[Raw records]
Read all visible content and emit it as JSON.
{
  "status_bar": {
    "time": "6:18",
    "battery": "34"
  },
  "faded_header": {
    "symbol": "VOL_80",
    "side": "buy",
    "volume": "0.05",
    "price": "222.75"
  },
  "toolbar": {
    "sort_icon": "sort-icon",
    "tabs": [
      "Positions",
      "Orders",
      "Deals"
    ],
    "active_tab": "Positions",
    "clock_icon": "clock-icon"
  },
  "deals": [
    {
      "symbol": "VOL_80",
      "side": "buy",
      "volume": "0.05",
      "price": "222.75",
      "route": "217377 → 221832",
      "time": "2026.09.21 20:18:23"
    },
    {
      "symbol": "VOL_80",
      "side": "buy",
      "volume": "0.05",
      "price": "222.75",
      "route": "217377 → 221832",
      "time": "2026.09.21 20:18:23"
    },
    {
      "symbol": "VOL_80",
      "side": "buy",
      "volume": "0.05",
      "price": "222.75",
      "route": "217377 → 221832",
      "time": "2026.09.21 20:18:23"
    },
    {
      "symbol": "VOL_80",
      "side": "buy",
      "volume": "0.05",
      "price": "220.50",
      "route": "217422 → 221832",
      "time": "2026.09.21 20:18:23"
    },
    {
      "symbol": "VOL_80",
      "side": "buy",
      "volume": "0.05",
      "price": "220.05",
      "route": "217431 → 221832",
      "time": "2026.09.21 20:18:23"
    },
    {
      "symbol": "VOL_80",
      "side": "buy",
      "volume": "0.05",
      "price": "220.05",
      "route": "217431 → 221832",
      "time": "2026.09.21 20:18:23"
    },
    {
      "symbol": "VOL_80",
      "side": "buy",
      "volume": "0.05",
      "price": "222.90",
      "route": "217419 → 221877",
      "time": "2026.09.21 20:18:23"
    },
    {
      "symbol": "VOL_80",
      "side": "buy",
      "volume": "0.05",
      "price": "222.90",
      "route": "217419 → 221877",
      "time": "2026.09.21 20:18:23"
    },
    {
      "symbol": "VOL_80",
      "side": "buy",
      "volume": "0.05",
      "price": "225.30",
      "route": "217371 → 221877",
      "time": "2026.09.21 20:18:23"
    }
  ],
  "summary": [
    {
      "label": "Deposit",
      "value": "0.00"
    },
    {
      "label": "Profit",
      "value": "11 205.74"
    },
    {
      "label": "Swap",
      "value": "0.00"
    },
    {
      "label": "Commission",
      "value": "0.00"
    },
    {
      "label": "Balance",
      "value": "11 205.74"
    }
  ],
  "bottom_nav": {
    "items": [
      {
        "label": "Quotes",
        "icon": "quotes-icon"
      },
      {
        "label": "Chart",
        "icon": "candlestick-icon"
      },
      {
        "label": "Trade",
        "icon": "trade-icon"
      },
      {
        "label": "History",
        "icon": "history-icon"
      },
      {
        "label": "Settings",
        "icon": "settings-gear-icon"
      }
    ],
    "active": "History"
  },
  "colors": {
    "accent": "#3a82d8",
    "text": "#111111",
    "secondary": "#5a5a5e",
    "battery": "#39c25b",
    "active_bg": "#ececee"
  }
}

The exercise: Every record should be given again exactly.

Finished task:
Read all visible content and emit it as JSON.
{
  "status_bar": {
    "time": "6:18",
    "battery": "34"
  },
  "faded_header": {
    "symbol": "VOL_80",
    "side": "buy",
    "volume": "0.05",
    "price": "222.75"
  },
  "toolbar": {
    "sort_icon": "sort-icon",
    "tabs": [
      "Positions",
      "Orders",
      "Deals"
    ],
    "active_tab": "Positions",
    "clock_icon": "clock-icon"
  },
  "deals": [
    {
      "symbol": "VOL_80",
      "side": "buy",
      "volume": "0.05",
      "price": "222.75",
      "route": "217377 → 221832",
      "time": "2026.09.21 20:18:23"
    },
    {
      "symbol": "VOL_80",
      "side": "buy",
      "volume": "0.05",
      "price": "222.75",
      "route": "217377 → 221832",
      "time": "2026.09.21 20:18:23"
    },
    {
      "symbol": "VOL_80",
      "side": "buy",
      "volume": "0.05",
      "price": "222.75",
      "route": "217377 → 221832",
      "time": "2026.09.21 20:18:23"
    },
    {
      "symbol": "VOL_80",
      "side": "buy",
      "volume": "0.05",
      "price": "220.50",
      "route": "217422 → 221832",
      "time": "2026.09.21 20:18:23"
    },
    {
      "symbol": "VOL_80",
      "side": "buy",
      "volume": "0.05",
      "price": "220.05",
      "route": "217431 → 221832",
      "time": "2026.09.21 20:18:23"
    },
    {
      "symbol": "VOL_80",
      "side": "buy",
      "volume": "0.05",
      "price": "220.05",
      "route": "217431 → 221832",
      "time": "2026.09.21 20:18:23"
    },
    {
      "symbol": "VOL_80",
      "side": "buy",
      "volume": "0.05",
      "price": "222.90",
      "route": "217419 → 221877",
      "time": "2026.09.21 20:18:23"
    },
    {
      "symbol": "VOL_80",
      "side": "buy",
      "volume": "0.05",
      "price": "222.90",
      "route": "217419 → 221877",
      "time": "2026.09.21 20:18:23"
    },
    {
      "symbol": "VOL_80",
      "side": "buy",
      "volume": "0.05",
      "price": "225.30",
      "route": "217371 → 221877",
      "time": "2026.09.21 20:18:23"
    }
  ],
  "summary": [
    {
      "label": "Deposit",
      "value": "0.00"
    },
    {
      "label": "Profit",
      "value": "11 205.74"
    },
    {
      "label": "Swap",
      "value": "0.00"
    },
    {
      "label": "Commission",
      "value": "0.00"
    },
    {
      "label": "Balance",
      "value": "11 205.74"
    }
  ],
  "bottom_nav": {
    "items": [
      {
        "label": "Quotes",
        "icon": "quotes-icon"
      },
      {
        "label": "Chart",
        "icon": "candlestick-icon"
      },
      {
        "label": "Trade",
        "icon": "trade-icon"
      },
      {
        "label": "History",
        "icon": "history-icon"
      },
      {
        "label": "Settings",
        "icon": "settings-gear-icon"
      }
    ],
    "active": "History"
  },
  "colors": {
    "accent": "#3a82d8",
    "text": "#111111",
    "secondary": "#5a5a5e",
    "battery": "#39c25b",
    "active_bg": "#ececee"
  }
}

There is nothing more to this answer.